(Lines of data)
***

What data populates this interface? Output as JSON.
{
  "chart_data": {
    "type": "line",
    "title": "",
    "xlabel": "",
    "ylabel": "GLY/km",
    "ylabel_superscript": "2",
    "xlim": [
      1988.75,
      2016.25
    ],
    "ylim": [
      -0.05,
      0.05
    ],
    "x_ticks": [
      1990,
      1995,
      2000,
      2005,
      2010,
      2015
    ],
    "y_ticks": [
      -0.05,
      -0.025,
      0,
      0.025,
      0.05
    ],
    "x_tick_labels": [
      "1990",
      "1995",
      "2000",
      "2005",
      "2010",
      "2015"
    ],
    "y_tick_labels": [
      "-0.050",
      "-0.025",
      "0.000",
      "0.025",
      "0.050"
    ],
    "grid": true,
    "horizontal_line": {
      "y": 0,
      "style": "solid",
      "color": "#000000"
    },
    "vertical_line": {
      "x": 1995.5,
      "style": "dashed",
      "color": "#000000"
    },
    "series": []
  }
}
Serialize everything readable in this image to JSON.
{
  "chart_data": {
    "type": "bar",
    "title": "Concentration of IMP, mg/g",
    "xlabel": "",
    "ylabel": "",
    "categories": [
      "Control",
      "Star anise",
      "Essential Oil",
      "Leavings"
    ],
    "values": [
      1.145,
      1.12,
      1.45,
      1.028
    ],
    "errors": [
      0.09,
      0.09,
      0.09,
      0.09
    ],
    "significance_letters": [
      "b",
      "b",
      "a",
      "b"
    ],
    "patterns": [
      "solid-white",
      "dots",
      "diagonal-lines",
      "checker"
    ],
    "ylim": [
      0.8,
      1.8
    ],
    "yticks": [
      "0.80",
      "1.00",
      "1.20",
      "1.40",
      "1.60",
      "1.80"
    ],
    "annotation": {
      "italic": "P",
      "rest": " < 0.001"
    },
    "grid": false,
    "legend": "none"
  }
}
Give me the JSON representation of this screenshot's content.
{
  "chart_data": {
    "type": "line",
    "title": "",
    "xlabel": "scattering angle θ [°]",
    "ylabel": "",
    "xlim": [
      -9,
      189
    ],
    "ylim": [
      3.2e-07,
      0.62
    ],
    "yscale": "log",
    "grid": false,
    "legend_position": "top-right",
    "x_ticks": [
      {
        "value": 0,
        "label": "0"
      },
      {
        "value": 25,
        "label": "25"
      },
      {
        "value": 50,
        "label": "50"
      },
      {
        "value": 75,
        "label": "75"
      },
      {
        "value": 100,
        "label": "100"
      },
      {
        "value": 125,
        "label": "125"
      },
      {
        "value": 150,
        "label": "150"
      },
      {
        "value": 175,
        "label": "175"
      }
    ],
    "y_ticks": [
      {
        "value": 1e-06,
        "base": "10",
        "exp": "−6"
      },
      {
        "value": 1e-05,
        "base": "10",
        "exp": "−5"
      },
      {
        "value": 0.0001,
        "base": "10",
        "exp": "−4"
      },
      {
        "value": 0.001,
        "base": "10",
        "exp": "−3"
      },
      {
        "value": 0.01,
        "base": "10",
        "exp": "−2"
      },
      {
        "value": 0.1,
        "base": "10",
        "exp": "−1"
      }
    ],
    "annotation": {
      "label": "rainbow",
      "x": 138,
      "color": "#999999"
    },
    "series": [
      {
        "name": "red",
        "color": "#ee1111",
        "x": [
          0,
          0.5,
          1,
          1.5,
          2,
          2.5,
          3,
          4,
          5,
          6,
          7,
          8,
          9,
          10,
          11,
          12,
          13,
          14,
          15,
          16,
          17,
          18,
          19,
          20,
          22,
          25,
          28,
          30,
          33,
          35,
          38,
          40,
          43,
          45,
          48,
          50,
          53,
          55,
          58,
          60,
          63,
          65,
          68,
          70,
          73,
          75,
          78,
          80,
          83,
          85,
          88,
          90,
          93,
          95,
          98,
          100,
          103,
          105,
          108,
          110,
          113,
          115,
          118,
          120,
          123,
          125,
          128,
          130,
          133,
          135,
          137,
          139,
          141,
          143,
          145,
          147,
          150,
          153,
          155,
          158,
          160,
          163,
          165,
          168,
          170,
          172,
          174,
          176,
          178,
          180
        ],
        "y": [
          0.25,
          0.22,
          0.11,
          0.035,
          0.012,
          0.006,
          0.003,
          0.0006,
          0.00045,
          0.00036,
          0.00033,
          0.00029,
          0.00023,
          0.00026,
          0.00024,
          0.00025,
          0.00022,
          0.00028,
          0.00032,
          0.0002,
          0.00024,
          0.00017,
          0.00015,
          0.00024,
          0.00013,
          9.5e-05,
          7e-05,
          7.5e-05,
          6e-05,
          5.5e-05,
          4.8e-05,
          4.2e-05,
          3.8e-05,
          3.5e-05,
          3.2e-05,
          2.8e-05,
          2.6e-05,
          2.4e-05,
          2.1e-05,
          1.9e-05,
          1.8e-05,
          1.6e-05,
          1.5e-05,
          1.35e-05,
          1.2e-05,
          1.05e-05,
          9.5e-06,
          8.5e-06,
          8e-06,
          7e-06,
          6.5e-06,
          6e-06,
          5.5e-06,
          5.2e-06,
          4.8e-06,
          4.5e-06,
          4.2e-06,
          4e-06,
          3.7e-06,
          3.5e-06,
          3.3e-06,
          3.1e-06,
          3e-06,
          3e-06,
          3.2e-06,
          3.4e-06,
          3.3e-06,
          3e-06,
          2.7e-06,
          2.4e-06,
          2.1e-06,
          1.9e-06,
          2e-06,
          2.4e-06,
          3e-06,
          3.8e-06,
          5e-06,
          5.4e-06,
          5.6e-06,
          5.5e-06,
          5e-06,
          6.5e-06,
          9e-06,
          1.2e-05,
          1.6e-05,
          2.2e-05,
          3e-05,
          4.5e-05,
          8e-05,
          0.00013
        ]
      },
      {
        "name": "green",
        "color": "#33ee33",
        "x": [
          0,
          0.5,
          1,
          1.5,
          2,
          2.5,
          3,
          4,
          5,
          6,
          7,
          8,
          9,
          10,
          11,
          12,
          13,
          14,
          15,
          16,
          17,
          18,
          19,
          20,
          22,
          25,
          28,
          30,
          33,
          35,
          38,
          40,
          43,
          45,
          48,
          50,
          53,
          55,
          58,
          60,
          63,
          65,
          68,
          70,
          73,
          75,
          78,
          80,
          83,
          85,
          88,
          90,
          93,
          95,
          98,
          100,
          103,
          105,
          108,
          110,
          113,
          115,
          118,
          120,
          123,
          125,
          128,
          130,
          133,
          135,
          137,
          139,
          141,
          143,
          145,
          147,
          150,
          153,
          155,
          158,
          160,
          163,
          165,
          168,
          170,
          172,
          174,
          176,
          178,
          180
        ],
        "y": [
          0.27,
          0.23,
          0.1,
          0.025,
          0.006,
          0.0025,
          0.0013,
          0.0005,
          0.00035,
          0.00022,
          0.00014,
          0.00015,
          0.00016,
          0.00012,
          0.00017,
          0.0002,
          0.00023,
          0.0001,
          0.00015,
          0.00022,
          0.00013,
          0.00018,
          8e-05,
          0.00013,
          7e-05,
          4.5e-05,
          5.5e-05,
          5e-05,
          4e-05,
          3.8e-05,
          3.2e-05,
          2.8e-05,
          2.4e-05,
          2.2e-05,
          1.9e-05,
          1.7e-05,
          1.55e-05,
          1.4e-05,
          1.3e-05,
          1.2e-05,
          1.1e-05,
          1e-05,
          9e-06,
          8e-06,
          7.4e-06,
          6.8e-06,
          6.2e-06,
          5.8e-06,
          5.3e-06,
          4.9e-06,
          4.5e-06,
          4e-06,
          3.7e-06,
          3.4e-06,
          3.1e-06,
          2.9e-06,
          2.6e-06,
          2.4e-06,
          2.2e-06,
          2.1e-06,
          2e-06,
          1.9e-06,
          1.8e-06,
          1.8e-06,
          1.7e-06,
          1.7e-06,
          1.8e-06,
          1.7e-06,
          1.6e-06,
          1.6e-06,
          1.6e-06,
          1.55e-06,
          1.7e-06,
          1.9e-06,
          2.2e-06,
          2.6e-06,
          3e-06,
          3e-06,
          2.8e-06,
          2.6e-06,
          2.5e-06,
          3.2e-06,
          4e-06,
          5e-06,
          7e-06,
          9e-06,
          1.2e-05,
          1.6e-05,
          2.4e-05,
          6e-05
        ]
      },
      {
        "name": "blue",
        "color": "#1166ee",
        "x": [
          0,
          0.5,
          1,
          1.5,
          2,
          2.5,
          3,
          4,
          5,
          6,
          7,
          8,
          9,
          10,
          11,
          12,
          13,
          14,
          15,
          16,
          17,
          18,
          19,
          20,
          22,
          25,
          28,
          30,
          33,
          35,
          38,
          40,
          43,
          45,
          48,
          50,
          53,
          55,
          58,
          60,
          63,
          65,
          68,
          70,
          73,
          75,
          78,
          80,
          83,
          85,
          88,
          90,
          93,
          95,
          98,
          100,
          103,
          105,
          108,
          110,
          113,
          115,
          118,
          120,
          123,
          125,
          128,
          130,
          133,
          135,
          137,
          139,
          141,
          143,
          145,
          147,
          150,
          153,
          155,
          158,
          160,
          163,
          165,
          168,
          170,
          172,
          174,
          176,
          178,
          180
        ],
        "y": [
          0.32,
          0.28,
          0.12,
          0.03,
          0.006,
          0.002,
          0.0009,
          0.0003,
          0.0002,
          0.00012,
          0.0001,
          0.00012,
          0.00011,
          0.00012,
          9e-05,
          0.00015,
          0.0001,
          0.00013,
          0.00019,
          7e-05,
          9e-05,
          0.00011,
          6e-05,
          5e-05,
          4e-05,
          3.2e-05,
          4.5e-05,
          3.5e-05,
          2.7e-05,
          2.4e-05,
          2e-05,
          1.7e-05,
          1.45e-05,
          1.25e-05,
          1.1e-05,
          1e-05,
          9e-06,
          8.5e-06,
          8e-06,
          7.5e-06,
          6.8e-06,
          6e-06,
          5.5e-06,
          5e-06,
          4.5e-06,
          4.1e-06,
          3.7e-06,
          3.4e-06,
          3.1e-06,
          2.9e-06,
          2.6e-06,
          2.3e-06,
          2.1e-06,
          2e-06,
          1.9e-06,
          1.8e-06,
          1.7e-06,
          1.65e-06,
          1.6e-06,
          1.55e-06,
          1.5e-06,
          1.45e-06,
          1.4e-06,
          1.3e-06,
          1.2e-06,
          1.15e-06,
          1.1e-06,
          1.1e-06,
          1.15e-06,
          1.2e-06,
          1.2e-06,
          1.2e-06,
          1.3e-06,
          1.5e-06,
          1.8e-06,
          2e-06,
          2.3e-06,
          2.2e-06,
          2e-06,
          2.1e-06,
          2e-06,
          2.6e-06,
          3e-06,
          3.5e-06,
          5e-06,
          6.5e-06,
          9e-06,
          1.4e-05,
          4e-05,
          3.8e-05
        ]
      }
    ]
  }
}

***

The request — Tally the lines of the data that hold the string "this". Answer with the number and nothing more.

Task output — 3